- _EXERCISE_: Identify all lines below that hold "name" and collect them.
----
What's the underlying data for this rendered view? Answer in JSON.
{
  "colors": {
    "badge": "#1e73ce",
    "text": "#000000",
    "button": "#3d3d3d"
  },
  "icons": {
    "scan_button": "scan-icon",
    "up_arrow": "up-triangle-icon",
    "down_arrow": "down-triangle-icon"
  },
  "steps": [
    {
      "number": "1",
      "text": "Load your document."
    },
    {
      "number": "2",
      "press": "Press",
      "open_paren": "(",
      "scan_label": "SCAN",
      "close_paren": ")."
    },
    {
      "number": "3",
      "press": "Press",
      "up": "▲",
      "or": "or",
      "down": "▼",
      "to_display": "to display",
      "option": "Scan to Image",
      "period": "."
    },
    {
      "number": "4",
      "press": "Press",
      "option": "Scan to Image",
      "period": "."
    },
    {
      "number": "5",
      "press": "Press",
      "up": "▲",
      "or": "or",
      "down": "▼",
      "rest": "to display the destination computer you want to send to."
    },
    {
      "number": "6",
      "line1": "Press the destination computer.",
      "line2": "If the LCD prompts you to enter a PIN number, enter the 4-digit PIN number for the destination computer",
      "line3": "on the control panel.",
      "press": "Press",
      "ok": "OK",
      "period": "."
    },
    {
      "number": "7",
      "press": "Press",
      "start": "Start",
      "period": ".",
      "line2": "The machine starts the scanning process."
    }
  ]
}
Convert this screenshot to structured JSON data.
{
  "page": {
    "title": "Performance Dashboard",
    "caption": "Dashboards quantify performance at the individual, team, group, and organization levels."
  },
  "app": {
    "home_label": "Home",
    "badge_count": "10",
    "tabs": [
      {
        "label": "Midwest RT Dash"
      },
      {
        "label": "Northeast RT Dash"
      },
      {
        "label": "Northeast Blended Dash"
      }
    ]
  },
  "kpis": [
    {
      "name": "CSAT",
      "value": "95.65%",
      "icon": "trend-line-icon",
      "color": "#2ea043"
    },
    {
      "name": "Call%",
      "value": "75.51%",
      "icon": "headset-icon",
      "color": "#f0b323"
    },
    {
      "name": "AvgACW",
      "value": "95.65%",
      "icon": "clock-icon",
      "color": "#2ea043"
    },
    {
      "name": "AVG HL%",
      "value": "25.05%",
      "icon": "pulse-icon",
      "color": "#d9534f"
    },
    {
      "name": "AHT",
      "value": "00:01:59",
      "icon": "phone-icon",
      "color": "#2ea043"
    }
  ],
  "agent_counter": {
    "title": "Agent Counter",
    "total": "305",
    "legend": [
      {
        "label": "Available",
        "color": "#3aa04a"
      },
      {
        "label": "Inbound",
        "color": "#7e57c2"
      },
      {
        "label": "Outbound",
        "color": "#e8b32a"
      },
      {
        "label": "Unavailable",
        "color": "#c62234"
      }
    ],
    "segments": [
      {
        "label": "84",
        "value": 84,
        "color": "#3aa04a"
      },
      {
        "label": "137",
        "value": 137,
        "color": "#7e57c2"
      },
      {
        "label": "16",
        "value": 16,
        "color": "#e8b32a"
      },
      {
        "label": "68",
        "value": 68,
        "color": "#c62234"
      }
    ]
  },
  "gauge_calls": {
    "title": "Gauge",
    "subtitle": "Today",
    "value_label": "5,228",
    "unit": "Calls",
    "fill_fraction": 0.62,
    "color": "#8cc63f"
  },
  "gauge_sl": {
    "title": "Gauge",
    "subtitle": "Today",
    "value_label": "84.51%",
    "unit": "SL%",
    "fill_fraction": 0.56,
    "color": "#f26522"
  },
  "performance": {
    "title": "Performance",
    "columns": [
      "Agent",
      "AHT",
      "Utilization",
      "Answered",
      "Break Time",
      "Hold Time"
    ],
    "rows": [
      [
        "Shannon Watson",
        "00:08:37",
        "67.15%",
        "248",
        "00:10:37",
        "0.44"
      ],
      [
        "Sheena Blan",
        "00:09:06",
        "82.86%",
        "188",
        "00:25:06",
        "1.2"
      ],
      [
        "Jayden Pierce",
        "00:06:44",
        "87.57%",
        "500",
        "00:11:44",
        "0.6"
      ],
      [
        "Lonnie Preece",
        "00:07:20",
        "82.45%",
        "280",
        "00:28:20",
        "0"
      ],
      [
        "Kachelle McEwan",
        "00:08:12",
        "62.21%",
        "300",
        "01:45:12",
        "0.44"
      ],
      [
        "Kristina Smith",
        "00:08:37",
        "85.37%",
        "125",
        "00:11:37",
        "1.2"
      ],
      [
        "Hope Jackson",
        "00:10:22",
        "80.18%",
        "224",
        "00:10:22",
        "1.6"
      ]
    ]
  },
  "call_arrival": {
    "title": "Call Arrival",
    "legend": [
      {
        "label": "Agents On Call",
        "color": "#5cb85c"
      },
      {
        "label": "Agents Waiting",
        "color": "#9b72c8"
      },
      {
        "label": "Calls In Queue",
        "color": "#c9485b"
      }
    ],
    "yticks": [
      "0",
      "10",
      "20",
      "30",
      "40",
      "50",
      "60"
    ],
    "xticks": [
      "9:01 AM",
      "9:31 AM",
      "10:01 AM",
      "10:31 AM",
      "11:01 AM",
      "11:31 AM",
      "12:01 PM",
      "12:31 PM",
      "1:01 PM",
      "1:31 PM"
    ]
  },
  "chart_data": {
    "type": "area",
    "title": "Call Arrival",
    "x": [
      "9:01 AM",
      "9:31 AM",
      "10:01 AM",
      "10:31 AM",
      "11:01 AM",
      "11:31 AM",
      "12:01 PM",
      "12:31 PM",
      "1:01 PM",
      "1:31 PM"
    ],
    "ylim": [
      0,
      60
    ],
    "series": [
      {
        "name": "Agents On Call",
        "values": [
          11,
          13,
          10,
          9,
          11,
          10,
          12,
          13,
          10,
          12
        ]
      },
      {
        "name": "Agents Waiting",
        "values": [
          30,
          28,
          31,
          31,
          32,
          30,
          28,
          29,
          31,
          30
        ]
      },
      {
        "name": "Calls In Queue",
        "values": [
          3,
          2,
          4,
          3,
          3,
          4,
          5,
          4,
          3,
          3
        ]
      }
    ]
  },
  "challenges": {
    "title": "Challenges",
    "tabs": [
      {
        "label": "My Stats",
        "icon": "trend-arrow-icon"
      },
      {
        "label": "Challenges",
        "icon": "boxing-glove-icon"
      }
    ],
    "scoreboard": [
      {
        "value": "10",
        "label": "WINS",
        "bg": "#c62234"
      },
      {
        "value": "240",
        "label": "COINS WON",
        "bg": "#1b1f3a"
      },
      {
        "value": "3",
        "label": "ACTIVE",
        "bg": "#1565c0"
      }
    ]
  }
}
----
- _SOLUTION FOR THIS PROBLEM_:
      "name": "CSAT",
      "name": "Call%",
      "name": "AvgACW",
      "name": "AVG HL%",
      "name": "AHT",
        "name": "Agents On Call",
        "name": "Agents Waiting",
        "name": "Calls In Queue",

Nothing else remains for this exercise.